Dataset items:
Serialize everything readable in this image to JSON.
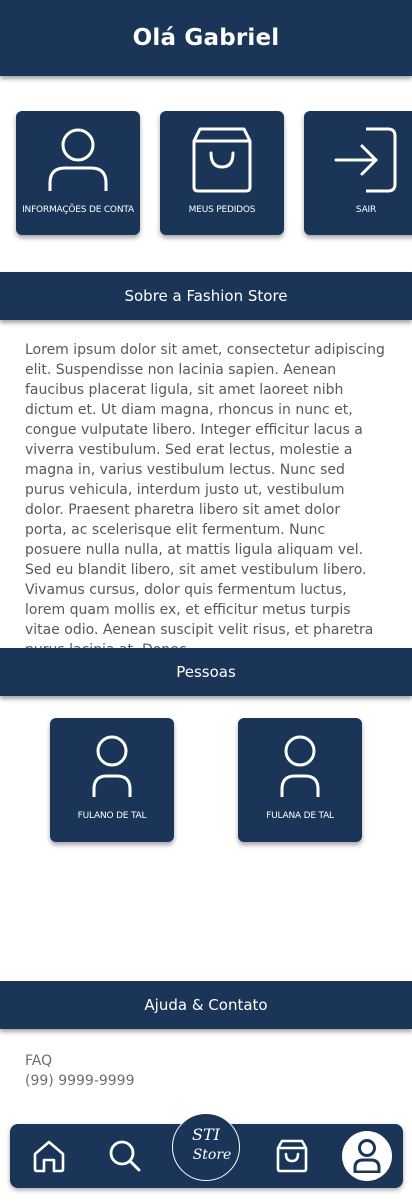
{
  "header": {
    "title": "Olá Gabriel"
  },
  "menu_tiles": [
    {
      "label": "INFORMAÇÕES DE CONTA",
      "icon": "user-icon"
    },
    {
      "label": "MEUS PEDIDOS",
      "icon": "shopping-bag-icon"
    },
    {
      "label": "SAIR",
      "icon": "logout-icon"
    }
  ],
  "about": {
    "title": "Sobre a Fashion Store",
    "text": "Lorem ipsum dolor sit amet, consectetur adipiscing elit. Suspendisse non lacinia sapien. Aenean faucibus placerat ligula, sit amet laoreet nibh dictum et. Ut diam magna, rhoncus in nunc et, congue vulputate libero. Integer efficitur lacus a viverra vestibulum. Sed erat lectus, molestie a magna in, varius vestibulum lectus. Nunc sed purus vehicula, interdum justo ut, vestibulum dolor. Praesent pharetra libero sit amet dolor porta, ac scelerisque elit fermentum. Nunc posuere nulla nulla, at mattis ligula aliquam vel. Sed eu blandit libero, sit amet vestibulum libero. Vivamus cursus, dolor quis fermentum luctus, lorem quam mollis ex, et efficitur metus turpis vitae odio. Aenean suscipit velit risus, et pharetra purus lacinia at. Donec"
  },
  "people": {
    "title": "Pessoas",
    "items": [
      {
        "name": "FULANO DE TAL",
        "icon": "user-icon"
      },
      {
        "name": "FULANA DE TAL",
        "icon": "user-icon"
      }
    ]
  },
  "help": {
    "title": "Ajuda & Contato",
    "faq": "FAQ",
    "phone": "(99) 9999-9999"
  },
  "bottom_nav": {
    "logo_line1": "STI",
    "logo_line2": "Store",
    "items": [
      "home-icon",
      "search-icon",
      "logo",
      "cart-icon",
      "profile-icon"
    ]
  },
  "colors": {
    "primary": "#1a3557",
    "background": "#ffffff",
    "body_text": "#555a60"
  }
}
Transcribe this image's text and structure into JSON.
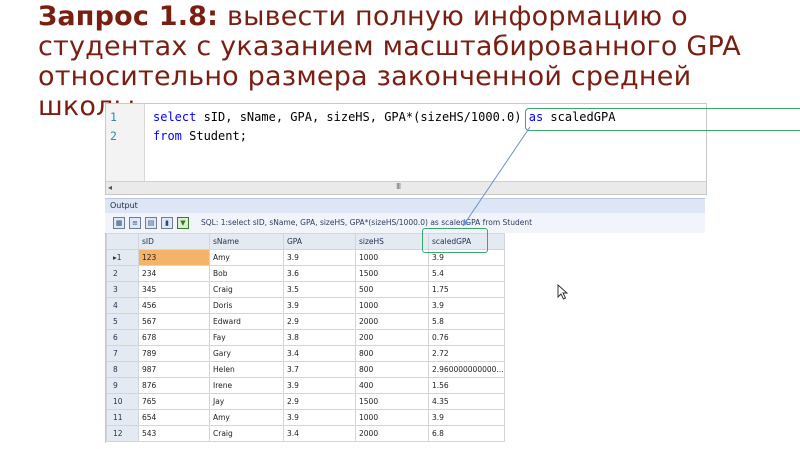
{
  "title": {
    "bold": "Запрос 1.8:",
    "rest_line1": " вывести полную информацию о",
    "line2": "студентах  с указанием масштабированного GPA",
    "line3": "относительно размера законченной средней",
    "line4": "школы"
  },
  "editor": {
    "line_numbers": [
      "1",
      "2"
    ],
    "line1": {
      "kw_select": "select",
      "cols": " sID, sName, GPA, sizeHS, ",
      "expr": "GPA*(sizeHS/",
      "num": "1000.0",
      "expr_end": ") ",
      "kw_as": "as",
      "alias": " scaledGPA"
    },
    "line2": {
      "kw_from": "from",
      "table": " Student;"
    },
    "scroll_grip": "III"
  },
  "output": {
    "label": "Output",
    "sql_text": "SQL: 1:select sID, sName, GPA, sizeHS, GPA*(sizeHS/1000.0) as scaledGPA  from Student"
  },
  "grid": {
    "columns": [
      "sID",
      "sName",
      "GPA",
      "sizeHS",
      "scaledGPA"
    ],
    "rows": [
      {
        "n": "▸1",
        "sID": "123",
        "sName": "Amy",
        "GPA": "3.9",
        "sizeHS": "1000",
        "scaledGPA": "3.9"
      },
      {
        "n": "2",
        "sID": "234",
        "sName": "Bob",
        "GPA": "3.6",
        "sizeHS": "1500",
        "scaledGPA": "5.4"
      },
      {
        "n": "3",
        "sID": "345",
        "sName": "Craig",
        "GPA": "3.5",
        "sizeHS": "500",
        "scaledGPA": "1.75"
      },
      {
        "n": "4",
        "sID": "456",
        "sName": "Doris",
        "GPA": "3.9",
        "sizeHS": "1000",
        "scaledGPA": "3.9"
      },
      {
        "n": "5",
        "sID": "567",
        "sName": "Edward",
        "GPA": "2.9",
        "sizeHS": "2000",
        "scaledGPA": "5.8"
      },
      {
        "n": "6",
        "sID": "678",
        "sName": "Fay",
        "GPA": "3.8",
        "sizeHS": "200",
        "scaledGPA": "0.76"
      },
      {
        "n": "7",
        "sID": "789",
        "sName": "Gary",
        "GPA": "3.4",
        "sizeHS": "800",
        "scaledGPA": "2.72"
      },
      {
        "n": "8",
        "sID": "987",
        "sName": "Helen",
        "GPA": "3.7",
        "sizeHS": "800",
        "scaledGPA": "2.960000000000..."
      },
      {
        "n": "9",
        "sID": "876",
        "sName": "Irene",
        "GPA": "3.9",
        "sizeHS": "400",
        "scaledGPA": "1.56"
      },
      {
        "n": "10",
        "sID": "765",
        "sName": "Jay",
        "GPA": "2.9",
        "sizeHS": "1500",
        "scaledGPA": "4.35"
      },
      {
        "n": "11",
        "sID": "654",
        "sName": "Amy",
        "GPA": "3.9",
        "sizeHS": "1000",
        "scaledGPA": "3.9"
      },
      {
        "n": "12",
        "sID": "543",
        "sName": "Craig",
        "GPA": "3.4",
        "sizeHS": "2000",
        "scaledGPA": "6.8"
      }
    ]
  },
  "colors": {
    "title": "#7a1e12",
    "highlight_box": "#3aa86b",
    "arrow": "#6a8fd0",
    "selected_cell": "#f5b36a"
  }
}
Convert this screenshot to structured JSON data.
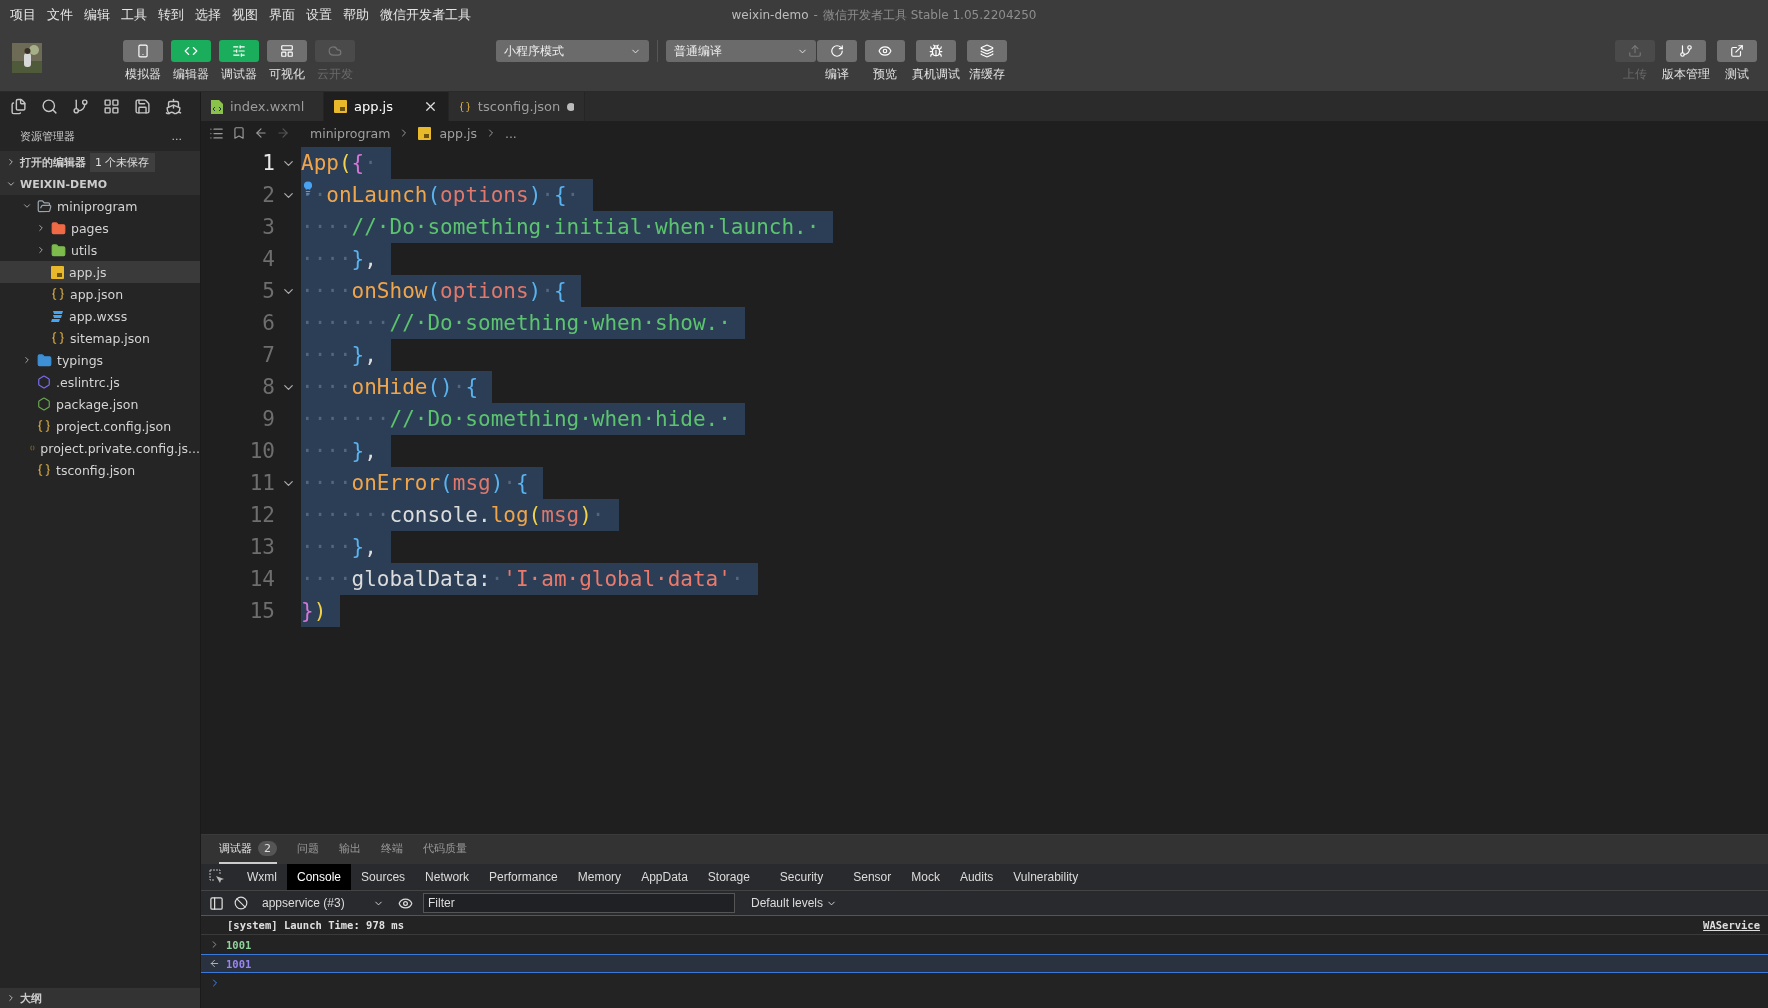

**EXERCISE REQUIREMENTS**
Give back every line exactly as it stands, pictures excluded.

**WRITTEN RESPONSE**
Serialize everything readable in this image to JSON.
{
  "header": {
    "title": "Olá Gabriel"
  },
  "menu_tiles": [
    {
      "label": "INFORMAÇÕES DE CONTA",
      "icon": "user-icon"
    },
    {
      "label": "MEUS PEDIDOS",
      "icon": "shopping-bag-icon"
    },
    {
      "label": "SAIR",
      "icon": "logout-icon"
    }
  ],
  "about": {
    "title": "Sobre a Fashion Store",
    "text": "Lorem ipsum dolor sit amet, consectetur adipiscing elit. Suspendisse non lacinia sapien. Aenean faucibus placerat ligula, sit amet laoreet nibh dictum et. Ut diam magna, rhoncus in nunc et, congue vulputate libero. Integer efficitur lacus a viverra vestibulum. Sed erat lectus, molestie a magna in, varius vestibulum lectus. Nunc sed purus vehicula, interdum justo ut, vestibulum dolor. Praesent pharetra libero sit amet dolor porta, ac scelerisque elit fermentum. Nunc posuere nulla nulla, at mattis ligula aliquam vel. Sed eu blandit libero, sit amet vestibulum libero. Vivamus cursus, dolor quis fermentum luctus, lorem quam mollis ex, et efficitur metus turpis vitae odio. Aenean suscipit velit risus, et pharetra purus lacinia at. Donec"
  },
  "people": {
    "title": "Pessoas",
    "items": [
      {
        "name": "FULANO DE TAL",
        "icon": "user-icon"
      },
      {
        "name": "FULANA DE TAL",
        "icon": "user-icon"
      }
    ]
  },
  "help": {
    "title": "Ajuda & Contato",
    "faq": "FAQ",
    "phone": "(99) 9999-9999"
  },
  "bottom_nav": {
    "logo_line1": "STI",
    "logo_line2": "Store",
    "items": [
      "home-icon",
      "search-icon",
      "logo",
      "cart-icon",
      "profile-icon"
    ]
  },
  "colors": {
    "primary": "#1a3557",
    "background": "#ffffff",
    "body_text": "#555a60"
  }
}
Transcribe this image's text and structure into JSON.
{
  "title": {
    "bold": "Запрос 1.8:",
    "rest_line1": " вывести полную информацию о",
    "line2": "студентах  с указанием масштабированного GPA",
    "line3": "относительно размера законченной средней",
    "line4": "школы"
  },
  "editor": {
    "line_numbers": [
      "1",
      "2"
    ],
    "line1": {
      "kw_select": "select",
      "cols": " sID, sName, GPA, sizeHS, ",
      "expr": "GPA*(sizeHS/",
      "num": "1000.0",
      "expr_end": ") ",
      "kw_as": "as",
      "alias": " scaledGPA"
    },
    "line2": {
      "kw_from": "from",
      "table": " Student;"
    },
    "scroll_grip": "III"
  },
  "output": {
    "label": "Output",
    "sql_text": "SQL: 1:select sID, sName, GPA, sizeHS, GPA*(sizeHS/1000.0) as scaledGPA  from Student"
  },
  "grid": {
    "columns": [
      "sID",
      "sName",
      "GPA",
      "sizeHS",
      "scaledGPA"
    ],
    "rows": [
      {
        "n": "▸1",
        "sID": "123",
        "sName": "Amy",
        "GPA": "3.9",
        "sizeHS": "1000",
        "scaledGPA": "3.9"
      },
      {
        "n": "2",
        "sID": "234",
        "sName": "Bob",
        "GPA": "3.6",
        "sizeHS": "1500",
        "scaledGPA": "5.4"
      },
      {
        "n": "3",
        "sID": "345",
        "sName": "Craig",
        "GPA": "3.5",
        "sizeHS": "500",
        "scaledGPA": "1.75"
      },
      {
        "n": "4",
        "sID": "456",
        "sName": "Doris",
        "GPA": "3.9",
        "sizeHS": "1000",
        "scaledGPA": "3.9"
      },
      {
        "n": "5",
        "sID": "567",
        "sName": "Edward",
        "GPA": "2.9",
        "sizeHS": "2000",
        "scaledGPA": "5.8"
      },
      {
        "n": "6",
        "sID": "678",
        "sName": "Fay",
        "GPA": "3.8",
        "sizeHS": "200",
        "scaledGPA": "0.76"
      },
      {
        "n": "7",
        "sID": "789",
        "sName": "Gary",
        "GPA": "3.4",
        "sizeHS": "800",
        "scaledGPA": "2.72"
      },
      {
        "n": "8",
        "sID": "987",
        "sName": "Helen",
        "GPA": "3.7",
        "sizeHS": "800",
        "scaledGPA": "2.960000000000..."
      },
      {
        "n": "9",
        "sID": "876",
        "sName": "Irene",
        "GPA": "3.9",
        "sizeHS": "400",
        "scaledGPA": "1.56"
      },
      {
        "n": "10",
        "sID": "765",
        "sName": "Jay",
        "GPA": "2.9",
        "sizeHS": "1500",
        "scaledGPA": "4.35"
      },
      {
        "n": "11",
        "sID": "654",
        "sName": "Amy",
        "GPA": "3.9",
        "sizeHS": "1000",
        "scaledGPA": "3.9"
      },
      {
        "n": "12",
        "sID": "543",
        "sName": "Craig",
        "GPA": "3.4",
        "sizeHS": "2000",
        "scaledGPA": "6.8"
      }
    ]
  },
  "colors": {
    "title": "#7a1e12",
    "highlight_box": "#3aa86b",
    "arrow": "#6a8fd0",
    "selected_cell": "#f5b36a"
  }
}
Convert this screenshot to structured JSON data.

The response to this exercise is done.